> TASK STATEMENT
Copy out exactly the lines from the line containing "Enumerate this screenshot's" to the end of the listing.

> INFORMATION SHOWN
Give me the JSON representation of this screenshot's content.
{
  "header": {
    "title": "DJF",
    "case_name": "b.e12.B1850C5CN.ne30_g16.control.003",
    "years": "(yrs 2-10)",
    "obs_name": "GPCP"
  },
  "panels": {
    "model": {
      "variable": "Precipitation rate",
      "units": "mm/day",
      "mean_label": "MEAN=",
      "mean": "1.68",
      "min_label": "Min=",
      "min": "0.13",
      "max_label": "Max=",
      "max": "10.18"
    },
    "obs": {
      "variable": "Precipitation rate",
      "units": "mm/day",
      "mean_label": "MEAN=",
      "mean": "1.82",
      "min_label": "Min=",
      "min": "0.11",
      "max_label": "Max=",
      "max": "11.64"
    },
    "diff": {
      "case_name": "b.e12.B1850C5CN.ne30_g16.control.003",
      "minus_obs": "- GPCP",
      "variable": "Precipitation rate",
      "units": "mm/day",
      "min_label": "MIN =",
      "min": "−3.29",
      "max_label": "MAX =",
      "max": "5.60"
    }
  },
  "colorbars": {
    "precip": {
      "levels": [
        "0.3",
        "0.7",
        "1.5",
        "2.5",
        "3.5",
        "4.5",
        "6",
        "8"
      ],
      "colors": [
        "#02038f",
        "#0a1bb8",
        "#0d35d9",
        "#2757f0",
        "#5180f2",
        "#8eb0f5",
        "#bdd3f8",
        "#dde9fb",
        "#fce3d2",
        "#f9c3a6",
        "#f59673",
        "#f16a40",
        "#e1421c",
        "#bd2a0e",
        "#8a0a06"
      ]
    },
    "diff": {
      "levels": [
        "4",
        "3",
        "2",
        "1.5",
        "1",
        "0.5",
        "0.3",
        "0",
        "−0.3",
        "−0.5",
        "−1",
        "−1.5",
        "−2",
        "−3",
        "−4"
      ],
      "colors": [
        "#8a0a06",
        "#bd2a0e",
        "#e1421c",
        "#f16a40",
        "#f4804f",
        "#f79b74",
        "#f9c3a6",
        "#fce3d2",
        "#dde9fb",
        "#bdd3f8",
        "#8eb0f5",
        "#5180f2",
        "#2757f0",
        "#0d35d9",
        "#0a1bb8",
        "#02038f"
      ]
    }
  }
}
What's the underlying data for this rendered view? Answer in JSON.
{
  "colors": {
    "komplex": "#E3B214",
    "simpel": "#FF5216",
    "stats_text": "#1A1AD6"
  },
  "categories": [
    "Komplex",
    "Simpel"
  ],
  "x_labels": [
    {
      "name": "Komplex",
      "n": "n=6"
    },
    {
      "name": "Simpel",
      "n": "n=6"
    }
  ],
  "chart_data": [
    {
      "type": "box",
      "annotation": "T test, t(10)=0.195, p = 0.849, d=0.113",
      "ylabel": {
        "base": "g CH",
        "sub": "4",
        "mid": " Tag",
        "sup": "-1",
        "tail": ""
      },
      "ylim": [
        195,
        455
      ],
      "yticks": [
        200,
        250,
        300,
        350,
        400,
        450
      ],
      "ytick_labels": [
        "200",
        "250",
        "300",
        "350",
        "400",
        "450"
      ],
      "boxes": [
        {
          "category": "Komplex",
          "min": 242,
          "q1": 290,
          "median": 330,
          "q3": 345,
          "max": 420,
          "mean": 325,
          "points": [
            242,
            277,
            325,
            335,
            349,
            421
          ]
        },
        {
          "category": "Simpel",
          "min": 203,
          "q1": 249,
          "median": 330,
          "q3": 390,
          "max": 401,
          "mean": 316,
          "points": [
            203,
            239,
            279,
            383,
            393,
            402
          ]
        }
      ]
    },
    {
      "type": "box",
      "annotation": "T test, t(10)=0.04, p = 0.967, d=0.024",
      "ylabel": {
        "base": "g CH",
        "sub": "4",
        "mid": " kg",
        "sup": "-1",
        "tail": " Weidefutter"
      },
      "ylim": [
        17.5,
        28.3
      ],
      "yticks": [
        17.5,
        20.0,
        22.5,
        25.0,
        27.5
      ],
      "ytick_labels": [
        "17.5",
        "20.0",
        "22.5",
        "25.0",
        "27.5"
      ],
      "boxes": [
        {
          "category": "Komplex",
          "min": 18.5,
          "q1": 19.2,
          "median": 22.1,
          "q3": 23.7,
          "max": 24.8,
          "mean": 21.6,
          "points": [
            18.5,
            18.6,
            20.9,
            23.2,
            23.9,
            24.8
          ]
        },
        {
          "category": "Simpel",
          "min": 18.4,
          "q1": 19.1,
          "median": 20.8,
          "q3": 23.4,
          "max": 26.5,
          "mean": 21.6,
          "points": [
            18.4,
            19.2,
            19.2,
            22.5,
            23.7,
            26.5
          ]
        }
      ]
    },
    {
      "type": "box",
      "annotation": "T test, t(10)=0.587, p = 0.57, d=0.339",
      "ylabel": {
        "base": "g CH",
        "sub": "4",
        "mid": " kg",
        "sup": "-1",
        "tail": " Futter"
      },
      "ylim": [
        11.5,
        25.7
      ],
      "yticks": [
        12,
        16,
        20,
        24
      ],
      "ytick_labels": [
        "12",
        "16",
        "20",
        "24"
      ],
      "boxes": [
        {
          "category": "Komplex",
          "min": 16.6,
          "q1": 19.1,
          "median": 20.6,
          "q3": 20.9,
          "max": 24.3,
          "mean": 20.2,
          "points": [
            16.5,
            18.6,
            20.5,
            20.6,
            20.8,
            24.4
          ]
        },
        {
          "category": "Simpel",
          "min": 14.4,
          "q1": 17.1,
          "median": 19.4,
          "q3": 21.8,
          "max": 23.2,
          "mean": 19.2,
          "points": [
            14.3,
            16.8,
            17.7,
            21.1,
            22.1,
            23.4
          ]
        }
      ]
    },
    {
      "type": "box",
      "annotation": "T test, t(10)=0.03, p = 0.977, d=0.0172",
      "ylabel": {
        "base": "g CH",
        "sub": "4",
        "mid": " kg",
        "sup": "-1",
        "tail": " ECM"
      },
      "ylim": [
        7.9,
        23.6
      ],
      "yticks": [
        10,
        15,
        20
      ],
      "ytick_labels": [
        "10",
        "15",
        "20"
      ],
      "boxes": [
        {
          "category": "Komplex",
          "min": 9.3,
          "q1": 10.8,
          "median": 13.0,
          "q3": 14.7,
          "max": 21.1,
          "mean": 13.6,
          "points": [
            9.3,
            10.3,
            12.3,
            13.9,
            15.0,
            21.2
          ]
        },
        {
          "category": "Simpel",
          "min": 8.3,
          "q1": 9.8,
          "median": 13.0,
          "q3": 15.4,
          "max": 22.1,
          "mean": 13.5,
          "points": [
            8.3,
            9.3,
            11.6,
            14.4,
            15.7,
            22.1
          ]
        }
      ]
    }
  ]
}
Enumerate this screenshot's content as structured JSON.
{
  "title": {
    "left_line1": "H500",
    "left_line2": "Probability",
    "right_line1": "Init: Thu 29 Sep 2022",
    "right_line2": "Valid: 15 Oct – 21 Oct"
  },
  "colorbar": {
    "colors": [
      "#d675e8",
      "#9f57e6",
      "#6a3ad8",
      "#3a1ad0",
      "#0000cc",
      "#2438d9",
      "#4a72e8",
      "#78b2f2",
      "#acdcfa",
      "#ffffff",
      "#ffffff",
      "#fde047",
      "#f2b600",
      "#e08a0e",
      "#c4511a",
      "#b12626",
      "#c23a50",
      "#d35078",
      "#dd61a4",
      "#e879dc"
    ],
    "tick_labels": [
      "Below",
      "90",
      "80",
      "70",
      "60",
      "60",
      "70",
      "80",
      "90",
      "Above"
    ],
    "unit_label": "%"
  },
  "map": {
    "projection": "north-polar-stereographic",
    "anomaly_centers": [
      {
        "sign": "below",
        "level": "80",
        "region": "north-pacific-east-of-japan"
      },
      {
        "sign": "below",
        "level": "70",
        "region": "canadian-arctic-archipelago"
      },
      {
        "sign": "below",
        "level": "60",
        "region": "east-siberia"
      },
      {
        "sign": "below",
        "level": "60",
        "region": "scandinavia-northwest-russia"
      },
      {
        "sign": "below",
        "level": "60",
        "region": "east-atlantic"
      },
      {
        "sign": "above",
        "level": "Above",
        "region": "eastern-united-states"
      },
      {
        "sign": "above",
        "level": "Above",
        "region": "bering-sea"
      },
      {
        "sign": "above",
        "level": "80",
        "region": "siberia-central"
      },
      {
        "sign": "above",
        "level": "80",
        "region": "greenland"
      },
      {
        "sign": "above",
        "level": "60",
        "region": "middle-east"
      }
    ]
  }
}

> EXERCISE SOLUTION
Enumerate this screenshot's content as structured JSON.
{
  "title": {
    "left_line1": "H500",
    "left_line2": "Probability",
    "right_line1": "Init: Thu 29 Sep 2022",
    "right_line2": "Valid: 15 Oct – 21 Oct"
  },
  "colorbar": {
    "colors": [
      "#d675e8",
      "#9f57e6",
      "#6a3ad8",
      "#3a1ad0",
      "#0000cc",
      "#2438d9",
      "#4a72e8",
      "#78b2f2",
      "#acdcfa",
      "#ffffff",
      "#ffffff",
      "#fde047",
      "#f2b600",
      "#e08a0e",
      "#c4511a",
      "#b12626",
      "#c23a50",
      "#d35078",
      "#dd61a4",
      "#e879dc"
    ],
    "tick_labels": [
      "Below",
      "90",
      "80",
      "70",
      "60",
      "60",
      "70",
      "80",
      "90",
      "Above"
    ],
    "unit_label": "%"
  },
  "map": {
    "projection": "north-polar-stereographic",
    "anomaly_centers": [
      {
        "sign": "below",
        "level": "80",
        "region": "north-pacific-east-of-japan"
      },
      {
        "sign": "below",
        "level": "70",
        "region": "canadian-arctic-archipelago"
      },
      {
        "sign": "below",
        "level": "60",
        "region": "east-siberia"
      },
      {
        "sign": "below",
        "level": "60",
        "region": "scandinavia-northwest-russia"
      },
      {
        "sign": "below",
        "level": "60",
        "region": "east-atlantic"
      },
      {
        "sign": "above",
        "level": "Above",
        "region": "eastern-united-states"
      },
      {
        "sign": "above",
        "level": "Above",
        "region": "bering-sea"
      },
      {
        "sign": "above",
        "level": "80",
        "region": "siberia-central"
      },
      {
        "sign": "above",
        "level": "80",
        "region": "greenland"
      },
      {
        "sign": "above",
        "level": "60",
        "region": "middle-east"
      }
    ]
  }
}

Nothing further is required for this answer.